* _GIVEN PROBLEM_
Pull every line containing "místopředsedou" out of the material below.

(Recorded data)
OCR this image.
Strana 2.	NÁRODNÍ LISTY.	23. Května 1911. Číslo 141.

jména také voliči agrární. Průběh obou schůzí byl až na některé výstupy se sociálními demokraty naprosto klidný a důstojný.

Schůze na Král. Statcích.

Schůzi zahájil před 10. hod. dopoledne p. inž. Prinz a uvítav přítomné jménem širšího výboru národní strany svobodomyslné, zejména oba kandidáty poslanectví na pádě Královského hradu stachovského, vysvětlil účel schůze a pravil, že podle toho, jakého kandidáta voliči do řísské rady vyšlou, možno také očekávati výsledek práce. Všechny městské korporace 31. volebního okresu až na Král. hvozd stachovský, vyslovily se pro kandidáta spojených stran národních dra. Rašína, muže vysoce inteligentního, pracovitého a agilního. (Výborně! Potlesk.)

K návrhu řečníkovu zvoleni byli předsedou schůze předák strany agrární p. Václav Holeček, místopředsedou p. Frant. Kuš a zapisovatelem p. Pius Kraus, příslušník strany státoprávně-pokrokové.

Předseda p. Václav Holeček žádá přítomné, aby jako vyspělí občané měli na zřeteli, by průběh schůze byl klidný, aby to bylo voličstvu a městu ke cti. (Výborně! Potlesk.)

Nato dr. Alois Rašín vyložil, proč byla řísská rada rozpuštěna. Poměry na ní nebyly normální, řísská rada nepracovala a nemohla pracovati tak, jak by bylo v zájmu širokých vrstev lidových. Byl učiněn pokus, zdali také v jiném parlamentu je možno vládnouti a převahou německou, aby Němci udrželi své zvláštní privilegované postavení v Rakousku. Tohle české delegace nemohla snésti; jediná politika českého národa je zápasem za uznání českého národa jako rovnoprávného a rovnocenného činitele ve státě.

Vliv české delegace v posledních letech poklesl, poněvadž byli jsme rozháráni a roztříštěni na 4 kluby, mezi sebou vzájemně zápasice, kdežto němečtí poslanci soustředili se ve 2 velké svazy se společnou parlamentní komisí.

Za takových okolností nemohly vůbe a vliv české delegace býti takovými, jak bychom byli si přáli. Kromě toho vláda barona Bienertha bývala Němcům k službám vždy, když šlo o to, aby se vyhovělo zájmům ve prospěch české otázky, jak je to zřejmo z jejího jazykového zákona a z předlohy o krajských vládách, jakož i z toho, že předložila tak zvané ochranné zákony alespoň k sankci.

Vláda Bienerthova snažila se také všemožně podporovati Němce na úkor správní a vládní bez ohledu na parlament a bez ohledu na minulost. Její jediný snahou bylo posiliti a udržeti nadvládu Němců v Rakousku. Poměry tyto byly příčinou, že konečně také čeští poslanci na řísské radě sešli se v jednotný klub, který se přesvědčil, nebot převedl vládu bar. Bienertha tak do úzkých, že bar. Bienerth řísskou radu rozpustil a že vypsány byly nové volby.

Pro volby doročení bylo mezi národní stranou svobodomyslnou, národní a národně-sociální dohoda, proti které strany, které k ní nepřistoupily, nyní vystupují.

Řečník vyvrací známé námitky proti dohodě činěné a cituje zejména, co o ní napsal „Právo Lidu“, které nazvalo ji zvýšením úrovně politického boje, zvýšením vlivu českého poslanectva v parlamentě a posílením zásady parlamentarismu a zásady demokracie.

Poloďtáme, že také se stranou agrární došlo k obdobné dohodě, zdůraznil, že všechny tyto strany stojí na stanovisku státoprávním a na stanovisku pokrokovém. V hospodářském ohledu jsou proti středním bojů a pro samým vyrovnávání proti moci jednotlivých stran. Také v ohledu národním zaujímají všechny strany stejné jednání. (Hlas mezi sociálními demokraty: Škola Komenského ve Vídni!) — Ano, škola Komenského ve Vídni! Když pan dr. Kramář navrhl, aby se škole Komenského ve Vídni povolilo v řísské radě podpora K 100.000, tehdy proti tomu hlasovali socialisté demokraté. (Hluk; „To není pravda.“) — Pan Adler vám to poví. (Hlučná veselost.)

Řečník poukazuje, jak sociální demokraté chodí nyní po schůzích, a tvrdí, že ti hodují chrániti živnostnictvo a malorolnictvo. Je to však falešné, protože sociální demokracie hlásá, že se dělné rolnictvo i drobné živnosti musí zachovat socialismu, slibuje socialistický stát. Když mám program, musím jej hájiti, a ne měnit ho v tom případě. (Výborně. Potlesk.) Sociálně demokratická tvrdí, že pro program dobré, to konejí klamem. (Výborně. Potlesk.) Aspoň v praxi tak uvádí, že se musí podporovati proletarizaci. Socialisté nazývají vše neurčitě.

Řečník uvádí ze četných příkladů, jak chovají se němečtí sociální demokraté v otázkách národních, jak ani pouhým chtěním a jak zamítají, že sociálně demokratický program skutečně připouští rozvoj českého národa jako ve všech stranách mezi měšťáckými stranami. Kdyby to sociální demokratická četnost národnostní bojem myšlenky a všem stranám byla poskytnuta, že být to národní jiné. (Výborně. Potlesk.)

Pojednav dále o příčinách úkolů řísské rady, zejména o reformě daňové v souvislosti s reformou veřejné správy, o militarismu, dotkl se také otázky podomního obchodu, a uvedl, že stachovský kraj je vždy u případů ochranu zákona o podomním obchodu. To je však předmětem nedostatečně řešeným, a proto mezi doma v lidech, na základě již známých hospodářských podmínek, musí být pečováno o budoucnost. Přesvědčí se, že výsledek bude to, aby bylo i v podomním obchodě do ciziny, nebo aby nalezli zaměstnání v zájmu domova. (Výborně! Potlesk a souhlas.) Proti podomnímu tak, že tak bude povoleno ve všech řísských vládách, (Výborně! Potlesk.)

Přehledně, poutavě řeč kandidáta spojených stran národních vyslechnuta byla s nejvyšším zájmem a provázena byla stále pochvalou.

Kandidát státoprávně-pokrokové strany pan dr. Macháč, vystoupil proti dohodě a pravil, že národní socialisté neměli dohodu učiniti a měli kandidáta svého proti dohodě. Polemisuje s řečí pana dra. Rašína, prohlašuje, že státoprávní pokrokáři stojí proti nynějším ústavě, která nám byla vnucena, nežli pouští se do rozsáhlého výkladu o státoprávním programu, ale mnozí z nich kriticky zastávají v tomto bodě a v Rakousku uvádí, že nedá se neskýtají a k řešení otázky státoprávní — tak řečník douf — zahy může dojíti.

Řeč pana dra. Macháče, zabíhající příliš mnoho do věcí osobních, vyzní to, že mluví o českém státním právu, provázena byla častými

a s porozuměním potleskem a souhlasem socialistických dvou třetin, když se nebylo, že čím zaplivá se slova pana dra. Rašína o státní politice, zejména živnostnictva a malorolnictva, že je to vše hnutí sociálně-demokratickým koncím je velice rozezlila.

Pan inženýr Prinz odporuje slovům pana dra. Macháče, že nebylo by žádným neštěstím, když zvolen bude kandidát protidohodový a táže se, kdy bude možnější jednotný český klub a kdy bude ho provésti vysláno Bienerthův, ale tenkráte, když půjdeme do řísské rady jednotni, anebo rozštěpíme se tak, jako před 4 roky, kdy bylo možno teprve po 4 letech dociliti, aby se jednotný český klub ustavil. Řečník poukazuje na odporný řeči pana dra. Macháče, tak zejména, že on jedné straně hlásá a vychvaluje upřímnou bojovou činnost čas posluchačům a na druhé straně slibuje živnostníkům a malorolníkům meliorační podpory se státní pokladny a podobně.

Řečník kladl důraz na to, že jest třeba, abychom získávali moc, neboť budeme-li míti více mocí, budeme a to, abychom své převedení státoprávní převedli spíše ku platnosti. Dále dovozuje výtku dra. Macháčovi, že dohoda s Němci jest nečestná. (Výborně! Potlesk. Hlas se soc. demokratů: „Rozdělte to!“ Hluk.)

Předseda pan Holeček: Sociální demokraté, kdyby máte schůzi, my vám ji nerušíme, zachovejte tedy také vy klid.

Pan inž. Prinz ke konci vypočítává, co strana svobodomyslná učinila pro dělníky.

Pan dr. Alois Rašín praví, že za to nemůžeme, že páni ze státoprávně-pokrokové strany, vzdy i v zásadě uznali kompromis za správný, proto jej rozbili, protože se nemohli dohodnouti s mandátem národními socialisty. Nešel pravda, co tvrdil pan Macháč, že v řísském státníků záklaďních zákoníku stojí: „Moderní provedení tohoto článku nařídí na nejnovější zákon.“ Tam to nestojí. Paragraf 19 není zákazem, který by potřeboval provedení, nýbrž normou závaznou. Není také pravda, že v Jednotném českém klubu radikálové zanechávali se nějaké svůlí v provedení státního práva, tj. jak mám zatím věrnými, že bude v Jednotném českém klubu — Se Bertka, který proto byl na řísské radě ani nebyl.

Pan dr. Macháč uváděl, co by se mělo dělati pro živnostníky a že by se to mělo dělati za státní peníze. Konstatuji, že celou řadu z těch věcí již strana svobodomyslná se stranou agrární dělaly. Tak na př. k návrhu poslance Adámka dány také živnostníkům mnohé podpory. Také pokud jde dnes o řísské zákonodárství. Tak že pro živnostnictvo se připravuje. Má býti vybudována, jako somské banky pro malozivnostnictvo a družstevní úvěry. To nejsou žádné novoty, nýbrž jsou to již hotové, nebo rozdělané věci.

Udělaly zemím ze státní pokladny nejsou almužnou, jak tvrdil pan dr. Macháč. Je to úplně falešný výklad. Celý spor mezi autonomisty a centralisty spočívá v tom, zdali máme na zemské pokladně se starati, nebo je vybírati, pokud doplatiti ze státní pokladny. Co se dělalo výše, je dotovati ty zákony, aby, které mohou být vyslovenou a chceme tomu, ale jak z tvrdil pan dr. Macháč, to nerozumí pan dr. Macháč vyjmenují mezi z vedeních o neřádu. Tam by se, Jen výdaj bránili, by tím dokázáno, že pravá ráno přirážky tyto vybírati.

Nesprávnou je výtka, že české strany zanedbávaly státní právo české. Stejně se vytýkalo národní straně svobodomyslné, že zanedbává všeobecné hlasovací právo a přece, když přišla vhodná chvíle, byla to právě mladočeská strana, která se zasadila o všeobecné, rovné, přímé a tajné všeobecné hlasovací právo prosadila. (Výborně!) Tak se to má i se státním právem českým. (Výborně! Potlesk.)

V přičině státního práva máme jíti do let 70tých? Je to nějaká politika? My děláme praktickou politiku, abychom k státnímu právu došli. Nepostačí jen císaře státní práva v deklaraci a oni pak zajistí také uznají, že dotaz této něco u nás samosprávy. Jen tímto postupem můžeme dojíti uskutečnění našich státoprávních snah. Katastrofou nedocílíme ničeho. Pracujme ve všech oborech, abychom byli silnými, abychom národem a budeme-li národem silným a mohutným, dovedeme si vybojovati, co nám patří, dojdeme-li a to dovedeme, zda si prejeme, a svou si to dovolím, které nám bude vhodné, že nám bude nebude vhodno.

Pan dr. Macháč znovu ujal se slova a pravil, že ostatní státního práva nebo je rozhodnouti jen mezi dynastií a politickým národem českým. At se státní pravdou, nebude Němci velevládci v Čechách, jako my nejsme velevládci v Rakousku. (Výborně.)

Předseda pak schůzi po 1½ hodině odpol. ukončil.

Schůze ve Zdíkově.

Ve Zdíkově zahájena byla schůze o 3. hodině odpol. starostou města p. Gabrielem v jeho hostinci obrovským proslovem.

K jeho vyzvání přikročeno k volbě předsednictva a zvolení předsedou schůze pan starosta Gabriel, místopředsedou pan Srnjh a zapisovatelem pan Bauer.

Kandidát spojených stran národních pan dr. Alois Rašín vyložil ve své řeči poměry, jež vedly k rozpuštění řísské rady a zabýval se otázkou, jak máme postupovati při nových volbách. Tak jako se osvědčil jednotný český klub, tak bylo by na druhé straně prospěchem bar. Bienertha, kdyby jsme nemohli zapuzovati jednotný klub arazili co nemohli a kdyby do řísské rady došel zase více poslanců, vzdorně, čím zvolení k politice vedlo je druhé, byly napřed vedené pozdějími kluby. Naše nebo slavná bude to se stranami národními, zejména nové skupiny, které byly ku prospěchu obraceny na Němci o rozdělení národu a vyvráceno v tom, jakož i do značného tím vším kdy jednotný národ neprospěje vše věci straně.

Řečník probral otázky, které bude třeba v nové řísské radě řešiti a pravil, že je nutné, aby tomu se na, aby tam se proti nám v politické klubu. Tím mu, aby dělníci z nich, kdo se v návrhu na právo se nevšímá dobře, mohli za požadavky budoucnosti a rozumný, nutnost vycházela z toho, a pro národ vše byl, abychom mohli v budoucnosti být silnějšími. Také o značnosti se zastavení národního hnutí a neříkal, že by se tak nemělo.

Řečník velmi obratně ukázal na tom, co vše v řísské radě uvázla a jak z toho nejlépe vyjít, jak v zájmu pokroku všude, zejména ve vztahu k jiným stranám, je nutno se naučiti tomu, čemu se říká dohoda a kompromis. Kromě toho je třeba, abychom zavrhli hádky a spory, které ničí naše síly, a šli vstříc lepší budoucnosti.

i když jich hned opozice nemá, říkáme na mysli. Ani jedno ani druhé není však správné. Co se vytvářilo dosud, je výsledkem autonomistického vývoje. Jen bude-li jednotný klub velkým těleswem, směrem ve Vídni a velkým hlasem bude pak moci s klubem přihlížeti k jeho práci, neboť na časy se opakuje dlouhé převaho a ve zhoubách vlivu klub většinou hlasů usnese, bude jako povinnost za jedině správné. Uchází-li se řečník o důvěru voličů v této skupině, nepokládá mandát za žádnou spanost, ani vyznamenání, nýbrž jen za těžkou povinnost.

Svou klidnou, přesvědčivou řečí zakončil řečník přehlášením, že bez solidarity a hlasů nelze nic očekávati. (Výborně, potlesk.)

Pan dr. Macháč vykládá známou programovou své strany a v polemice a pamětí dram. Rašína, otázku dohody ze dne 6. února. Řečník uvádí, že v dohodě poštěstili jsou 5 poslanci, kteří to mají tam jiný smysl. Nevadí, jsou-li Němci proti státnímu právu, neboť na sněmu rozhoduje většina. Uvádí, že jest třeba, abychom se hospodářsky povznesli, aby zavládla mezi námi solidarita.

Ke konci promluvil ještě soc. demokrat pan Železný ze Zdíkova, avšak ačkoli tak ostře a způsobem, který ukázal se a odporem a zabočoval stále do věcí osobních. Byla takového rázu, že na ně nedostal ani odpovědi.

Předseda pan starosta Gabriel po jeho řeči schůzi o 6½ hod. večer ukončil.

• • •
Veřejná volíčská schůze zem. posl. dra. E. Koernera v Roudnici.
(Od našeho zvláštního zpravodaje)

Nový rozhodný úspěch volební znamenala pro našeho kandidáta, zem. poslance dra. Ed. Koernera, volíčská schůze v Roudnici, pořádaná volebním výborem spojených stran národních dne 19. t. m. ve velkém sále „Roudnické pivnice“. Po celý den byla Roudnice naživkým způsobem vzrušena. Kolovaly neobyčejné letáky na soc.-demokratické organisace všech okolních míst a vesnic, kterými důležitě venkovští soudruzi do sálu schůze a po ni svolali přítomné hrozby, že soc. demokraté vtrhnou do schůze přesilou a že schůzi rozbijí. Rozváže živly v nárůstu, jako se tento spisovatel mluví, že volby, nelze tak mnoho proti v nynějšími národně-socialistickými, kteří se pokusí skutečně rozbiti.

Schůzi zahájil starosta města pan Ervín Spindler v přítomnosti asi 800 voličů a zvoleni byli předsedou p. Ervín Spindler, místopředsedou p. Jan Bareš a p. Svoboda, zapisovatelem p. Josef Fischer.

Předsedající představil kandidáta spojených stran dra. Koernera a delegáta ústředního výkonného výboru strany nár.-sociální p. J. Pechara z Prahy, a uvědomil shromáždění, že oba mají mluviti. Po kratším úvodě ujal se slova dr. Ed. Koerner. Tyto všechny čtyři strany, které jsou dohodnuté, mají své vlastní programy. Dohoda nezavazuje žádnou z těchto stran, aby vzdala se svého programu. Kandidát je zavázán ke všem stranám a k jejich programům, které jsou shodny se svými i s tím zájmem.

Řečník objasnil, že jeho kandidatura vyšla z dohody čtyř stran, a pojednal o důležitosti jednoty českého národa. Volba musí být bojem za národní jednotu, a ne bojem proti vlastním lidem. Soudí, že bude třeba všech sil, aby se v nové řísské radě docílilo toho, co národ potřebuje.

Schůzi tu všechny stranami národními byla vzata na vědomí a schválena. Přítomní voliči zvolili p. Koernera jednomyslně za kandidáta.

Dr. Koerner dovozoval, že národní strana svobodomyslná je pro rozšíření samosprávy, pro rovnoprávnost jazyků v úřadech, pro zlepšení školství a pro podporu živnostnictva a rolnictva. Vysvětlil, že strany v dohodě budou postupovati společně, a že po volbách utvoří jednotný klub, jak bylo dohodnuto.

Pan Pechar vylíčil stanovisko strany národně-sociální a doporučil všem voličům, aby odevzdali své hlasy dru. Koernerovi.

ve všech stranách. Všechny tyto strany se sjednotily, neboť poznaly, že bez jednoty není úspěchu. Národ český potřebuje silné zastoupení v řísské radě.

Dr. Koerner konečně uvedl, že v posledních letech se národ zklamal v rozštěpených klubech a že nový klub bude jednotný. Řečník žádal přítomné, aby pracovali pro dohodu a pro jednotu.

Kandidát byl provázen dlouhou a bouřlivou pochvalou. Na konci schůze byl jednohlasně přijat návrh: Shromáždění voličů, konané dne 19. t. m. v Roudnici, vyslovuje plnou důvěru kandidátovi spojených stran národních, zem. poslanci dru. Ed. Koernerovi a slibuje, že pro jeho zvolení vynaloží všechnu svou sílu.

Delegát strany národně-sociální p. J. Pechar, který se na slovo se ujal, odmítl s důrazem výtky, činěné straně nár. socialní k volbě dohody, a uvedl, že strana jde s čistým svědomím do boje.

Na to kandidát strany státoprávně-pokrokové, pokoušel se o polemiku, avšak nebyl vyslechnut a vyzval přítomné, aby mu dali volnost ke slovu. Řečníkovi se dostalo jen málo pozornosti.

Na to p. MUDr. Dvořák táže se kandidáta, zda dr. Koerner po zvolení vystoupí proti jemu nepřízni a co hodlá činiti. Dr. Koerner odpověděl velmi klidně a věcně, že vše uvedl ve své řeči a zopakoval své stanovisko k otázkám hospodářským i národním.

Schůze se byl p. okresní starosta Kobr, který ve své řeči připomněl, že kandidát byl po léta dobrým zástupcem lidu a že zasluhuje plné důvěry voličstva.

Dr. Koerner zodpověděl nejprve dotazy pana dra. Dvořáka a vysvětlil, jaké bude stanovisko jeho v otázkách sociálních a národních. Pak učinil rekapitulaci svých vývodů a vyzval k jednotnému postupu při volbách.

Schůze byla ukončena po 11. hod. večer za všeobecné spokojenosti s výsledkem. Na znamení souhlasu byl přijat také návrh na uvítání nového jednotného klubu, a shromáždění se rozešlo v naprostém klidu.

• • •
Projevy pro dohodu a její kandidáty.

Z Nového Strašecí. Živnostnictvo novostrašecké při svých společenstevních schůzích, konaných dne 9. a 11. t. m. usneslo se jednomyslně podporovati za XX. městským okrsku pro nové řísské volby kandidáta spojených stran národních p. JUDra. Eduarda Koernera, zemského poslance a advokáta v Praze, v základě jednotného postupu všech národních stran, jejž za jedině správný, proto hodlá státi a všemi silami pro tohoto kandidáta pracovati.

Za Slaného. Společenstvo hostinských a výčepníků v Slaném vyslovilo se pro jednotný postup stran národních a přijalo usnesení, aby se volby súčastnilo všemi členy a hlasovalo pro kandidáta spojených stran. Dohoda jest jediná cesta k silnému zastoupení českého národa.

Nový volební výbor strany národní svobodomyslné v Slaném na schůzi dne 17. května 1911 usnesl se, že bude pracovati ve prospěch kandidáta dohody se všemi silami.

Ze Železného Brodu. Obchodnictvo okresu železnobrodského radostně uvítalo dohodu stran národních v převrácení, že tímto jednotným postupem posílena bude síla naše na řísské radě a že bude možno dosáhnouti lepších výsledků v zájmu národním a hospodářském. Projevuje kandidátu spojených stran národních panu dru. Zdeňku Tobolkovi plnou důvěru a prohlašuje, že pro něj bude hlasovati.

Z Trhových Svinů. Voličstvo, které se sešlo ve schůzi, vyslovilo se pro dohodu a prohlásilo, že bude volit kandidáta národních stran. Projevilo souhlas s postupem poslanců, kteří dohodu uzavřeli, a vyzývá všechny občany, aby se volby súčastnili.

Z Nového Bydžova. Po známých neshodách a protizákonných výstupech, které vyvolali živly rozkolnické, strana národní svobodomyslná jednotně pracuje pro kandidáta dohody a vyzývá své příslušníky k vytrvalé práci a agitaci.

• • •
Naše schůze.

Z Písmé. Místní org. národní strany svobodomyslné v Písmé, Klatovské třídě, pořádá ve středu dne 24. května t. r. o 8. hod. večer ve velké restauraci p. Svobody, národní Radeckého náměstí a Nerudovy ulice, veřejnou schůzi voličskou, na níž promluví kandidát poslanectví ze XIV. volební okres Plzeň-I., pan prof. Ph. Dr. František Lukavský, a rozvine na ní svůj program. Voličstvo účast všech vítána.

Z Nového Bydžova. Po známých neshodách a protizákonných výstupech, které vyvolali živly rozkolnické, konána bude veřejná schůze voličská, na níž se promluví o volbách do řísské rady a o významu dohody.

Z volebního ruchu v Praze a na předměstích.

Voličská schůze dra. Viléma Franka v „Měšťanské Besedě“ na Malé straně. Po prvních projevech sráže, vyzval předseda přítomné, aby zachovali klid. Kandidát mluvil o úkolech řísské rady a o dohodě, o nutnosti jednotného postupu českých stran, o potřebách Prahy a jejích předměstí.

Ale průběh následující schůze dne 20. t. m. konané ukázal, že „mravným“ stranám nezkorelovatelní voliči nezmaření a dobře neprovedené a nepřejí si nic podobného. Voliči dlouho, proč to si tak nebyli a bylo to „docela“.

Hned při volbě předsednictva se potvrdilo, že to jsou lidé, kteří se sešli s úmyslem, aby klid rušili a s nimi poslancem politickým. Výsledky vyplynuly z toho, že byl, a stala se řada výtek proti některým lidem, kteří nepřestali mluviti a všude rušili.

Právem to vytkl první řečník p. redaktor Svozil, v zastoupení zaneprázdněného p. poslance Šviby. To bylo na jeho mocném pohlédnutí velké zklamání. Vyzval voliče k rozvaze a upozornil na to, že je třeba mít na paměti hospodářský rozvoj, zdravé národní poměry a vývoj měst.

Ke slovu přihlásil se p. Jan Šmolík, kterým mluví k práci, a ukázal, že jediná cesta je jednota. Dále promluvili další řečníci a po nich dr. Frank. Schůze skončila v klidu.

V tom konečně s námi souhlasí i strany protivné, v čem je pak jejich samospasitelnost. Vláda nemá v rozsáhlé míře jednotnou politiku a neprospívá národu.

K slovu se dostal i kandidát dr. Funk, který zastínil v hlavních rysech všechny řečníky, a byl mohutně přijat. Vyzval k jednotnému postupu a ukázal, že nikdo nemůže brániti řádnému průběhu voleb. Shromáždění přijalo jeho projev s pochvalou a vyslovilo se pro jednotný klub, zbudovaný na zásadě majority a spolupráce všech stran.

* _EXPECTED ANSWER_
K návrhu řečníkovu zvoleni byli předsedou schůze předák strany agrární p. Václav Holeček, místopředsedou p. Frant. Kuš a zapisovatelem p. Pius Kraus, příslušník strany státoprávně-pokrokové.
K jeho vyzvání přikročeno k volbě předsednictva a zvolení předsedou schůze pan starosta Gabriel, místopředsedou pan Srnjh a zapisovatelem pan Bauer.
Schůzi zahájil starosta města pan Ervín Spindler v přítomnosti asi 800 voličů a zvoleni byli předsedou p. Ervín Spindler, místopředsedou p. Jan Bareš a p. Svoboda, zapisovatelem p. Josef Fischer.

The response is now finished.